◆ AVAILABLE DATA

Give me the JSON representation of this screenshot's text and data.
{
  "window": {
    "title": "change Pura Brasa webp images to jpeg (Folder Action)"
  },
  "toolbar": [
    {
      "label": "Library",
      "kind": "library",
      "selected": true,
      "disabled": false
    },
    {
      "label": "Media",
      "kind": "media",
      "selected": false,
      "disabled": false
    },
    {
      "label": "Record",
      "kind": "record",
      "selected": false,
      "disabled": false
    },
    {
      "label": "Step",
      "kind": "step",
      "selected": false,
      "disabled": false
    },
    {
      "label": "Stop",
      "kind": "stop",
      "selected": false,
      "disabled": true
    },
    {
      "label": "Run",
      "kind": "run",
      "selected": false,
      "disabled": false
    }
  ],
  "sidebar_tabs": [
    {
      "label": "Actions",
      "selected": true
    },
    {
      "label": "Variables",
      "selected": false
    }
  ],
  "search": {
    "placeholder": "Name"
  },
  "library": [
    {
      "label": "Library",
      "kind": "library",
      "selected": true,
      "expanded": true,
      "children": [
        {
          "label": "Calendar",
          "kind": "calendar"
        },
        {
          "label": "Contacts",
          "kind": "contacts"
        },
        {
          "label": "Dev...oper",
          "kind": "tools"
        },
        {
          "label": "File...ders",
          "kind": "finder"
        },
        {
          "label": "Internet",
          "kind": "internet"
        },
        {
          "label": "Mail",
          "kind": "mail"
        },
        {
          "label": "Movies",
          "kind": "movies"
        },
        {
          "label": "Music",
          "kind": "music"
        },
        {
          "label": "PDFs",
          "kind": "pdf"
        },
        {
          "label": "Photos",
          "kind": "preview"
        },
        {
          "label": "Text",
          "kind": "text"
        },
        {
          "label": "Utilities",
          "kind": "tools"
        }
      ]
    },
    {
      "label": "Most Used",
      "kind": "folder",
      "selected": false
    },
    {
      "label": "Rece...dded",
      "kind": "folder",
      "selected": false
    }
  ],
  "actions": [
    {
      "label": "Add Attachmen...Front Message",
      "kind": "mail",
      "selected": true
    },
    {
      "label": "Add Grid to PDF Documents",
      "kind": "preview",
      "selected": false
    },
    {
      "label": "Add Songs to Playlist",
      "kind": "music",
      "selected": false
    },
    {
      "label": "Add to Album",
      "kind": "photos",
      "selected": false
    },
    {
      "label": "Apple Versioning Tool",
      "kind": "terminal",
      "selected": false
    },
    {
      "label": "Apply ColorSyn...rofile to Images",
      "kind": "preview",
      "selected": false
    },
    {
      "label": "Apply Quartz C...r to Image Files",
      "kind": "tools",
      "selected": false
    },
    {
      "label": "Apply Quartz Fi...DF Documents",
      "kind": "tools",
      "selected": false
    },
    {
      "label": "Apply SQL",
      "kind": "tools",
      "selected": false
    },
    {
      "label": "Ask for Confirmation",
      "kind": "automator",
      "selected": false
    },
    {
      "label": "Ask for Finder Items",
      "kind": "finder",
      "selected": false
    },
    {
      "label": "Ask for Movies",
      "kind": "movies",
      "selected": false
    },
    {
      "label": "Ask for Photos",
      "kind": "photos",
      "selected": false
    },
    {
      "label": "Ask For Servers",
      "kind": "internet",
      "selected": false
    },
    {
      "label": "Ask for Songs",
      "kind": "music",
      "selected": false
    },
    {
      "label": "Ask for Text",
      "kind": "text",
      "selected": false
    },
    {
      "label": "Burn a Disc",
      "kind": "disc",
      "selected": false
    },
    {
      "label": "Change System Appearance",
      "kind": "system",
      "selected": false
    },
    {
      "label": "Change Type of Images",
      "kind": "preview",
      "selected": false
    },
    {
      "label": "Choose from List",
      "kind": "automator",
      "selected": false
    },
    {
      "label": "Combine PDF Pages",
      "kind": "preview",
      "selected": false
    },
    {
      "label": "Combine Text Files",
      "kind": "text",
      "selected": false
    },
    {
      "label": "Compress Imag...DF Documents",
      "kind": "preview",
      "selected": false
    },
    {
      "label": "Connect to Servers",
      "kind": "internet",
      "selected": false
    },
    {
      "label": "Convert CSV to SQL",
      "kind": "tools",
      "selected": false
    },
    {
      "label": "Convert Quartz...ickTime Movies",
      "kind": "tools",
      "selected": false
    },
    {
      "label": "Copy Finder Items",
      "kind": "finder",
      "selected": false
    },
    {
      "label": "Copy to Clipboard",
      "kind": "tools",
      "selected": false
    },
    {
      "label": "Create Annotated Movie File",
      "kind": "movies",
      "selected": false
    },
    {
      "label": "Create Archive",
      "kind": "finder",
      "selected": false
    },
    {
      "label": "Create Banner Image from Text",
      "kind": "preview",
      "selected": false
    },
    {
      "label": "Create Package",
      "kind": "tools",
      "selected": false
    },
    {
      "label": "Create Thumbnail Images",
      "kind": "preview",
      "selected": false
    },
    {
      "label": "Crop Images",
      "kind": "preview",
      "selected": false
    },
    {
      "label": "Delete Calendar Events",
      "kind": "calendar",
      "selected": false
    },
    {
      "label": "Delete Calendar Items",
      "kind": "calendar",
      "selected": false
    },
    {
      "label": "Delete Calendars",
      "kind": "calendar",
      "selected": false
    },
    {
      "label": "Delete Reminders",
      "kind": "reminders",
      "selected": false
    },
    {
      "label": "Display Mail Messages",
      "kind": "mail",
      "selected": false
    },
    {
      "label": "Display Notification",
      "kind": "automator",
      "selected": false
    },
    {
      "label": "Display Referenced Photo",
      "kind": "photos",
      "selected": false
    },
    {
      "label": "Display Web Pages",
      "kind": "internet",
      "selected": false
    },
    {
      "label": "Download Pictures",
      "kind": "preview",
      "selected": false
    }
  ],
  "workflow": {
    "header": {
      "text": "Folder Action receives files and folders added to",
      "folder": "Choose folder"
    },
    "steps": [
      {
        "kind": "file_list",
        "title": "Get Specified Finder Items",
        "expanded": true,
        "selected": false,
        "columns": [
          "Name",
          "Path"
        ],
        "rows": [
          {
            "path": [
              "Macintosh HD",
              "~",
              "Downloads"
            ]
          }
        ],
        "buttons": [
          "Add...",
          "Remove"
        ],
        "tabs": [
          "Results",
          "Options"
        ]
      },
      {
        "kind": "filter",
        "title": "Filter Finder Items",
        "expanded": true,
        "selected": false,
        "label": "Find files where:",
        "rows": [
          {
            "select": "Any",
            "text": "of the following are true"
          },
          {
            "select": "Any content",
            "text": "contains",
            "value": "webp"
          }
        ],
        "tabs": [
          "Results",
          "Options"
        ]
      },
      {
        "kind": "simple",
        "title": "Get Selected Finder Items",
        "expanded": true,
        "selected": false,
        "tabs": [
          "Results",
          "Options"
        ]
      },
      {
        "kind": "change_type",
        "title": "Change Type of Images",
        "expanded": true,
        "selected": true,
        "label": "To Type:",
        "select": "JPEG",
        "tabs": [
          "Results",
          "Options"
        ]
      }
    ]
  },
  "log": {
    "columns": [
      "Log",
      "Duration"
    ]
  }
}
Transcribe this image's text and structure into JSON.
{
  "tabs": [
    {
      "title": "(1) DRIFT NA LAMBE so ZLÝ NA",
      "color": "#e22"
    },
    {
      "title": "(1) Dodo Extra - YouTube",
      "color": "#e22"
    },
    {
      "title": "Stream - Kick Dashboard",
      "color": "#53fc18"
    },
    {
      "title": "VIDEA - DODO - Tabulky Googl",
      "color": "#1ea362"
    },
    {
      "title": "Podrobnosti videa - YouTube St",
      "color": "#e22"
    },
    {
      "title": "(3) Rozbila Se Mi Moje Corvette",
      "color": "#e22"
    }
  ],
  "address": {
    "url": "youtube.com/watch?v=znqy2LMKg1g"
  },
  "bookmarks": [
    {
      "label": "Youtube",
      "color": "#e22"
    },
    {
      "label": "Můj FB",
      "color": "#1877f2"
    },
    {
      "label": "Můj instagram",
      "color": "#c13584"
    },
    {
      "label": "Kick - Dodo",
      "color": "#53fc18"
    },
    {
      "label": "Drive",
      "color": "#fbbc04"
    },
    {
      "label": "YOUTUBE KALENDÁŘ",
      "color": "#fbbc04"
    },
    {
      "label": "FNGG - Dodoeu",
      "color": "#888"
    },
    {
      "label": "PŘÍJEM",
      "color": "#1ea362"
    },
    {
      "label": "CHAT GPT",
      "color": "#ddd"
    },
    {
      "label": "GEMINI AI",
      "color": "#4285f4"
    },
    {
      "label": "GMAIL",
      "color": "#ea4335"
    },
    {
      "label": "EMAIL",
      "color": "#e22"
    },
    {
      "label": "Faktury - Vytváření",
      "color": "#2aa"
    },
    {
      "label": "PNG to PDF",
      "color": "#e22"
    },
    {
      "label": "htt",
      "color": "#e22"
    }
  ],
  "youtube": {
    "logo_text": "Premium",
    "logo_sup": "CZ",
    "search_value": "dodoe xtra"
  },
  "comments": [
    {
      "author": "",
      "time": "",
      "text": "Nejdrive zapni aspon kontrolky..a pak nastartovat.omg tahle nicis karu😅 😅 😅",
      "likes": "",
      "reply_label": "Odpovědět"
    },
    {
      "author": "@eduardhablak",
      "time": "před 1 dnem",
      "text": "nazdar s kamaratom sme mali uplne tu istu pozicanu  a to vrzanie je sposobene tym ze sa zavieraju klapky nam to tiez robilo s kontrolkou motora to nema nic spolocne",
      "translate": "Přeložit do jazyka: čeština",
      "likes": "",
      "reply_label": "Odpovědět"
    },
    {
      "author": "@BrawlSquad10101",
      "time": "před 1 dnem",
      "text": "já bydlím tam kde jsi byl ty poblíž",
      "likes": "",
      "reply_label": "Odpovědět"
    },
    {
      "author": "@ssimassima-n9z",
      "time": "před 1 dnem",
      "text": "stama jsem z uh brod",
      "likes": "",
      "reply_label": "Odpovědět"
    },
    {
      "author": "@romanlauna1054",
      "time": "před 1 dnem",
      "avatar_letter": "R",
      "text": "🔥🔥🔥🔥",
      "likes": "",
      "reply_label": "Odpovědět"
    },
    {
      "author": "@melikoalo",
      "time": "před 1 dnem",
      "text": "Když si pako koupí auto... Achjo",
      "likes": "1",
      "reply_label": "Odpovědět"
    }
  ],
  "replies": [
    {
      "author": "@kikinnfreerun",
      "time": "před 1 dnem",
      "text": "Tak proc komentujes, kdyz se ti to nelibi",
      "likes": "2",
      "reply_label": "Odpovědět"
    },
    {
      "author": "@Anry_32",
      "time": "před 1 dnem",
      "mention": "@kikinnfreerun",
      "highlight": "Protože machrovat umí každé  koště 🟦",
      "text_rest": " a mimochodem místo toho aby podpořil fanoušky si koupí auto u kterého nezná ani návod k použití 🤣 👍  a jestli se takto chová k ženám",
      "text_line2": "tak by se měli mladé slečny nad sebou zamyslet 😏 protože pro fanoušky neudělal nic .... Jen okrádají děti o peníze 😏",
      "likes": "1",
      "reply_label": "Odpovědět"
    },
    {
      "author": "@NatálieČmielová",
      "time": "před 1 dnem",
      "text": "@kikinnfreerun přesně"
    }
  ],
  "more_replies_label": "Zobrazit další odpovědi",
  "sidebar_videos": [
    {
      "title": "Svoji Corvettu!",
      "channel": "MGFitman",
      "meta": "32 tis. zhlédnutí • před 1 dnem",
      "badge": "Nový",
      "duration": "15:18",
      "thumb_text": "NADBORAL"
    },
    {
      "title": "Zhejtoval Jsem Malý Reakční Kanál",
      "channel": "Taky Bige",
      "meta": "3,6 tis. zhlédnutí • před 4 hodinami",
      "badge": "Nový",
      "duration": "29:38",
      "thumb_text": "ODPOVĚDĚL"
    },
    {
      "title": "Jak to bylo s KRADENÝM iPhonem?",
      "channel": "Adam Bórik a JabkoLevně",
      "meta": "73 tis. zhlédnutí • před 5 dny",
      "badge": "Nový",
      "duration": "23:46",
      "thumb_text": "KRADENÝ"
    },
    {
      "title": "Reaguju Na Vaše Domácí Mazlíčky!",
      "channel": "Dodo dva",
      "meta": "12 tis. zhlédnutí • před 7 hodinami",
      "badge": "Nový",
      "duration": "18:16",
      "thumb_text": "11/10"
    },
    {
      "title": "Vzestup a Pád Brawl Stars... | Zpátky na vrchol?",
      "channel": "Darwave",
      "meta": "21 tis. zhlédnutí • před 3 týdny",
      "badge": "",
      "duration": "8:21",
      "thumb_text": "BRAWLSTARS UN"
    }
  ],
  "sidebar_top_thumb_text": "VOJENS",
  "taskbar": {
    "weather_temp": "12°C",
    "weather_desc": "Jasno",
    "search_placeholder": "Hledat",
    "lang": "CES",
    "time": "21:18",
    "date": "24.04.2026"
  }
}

◆ THE REQUEST
Locate and copy each line in the data above that includes the word "webp".

◆ REPLY
    "title": "change Pura Brasa webp images to jpeg (Folder Action)"
            "value": "webp"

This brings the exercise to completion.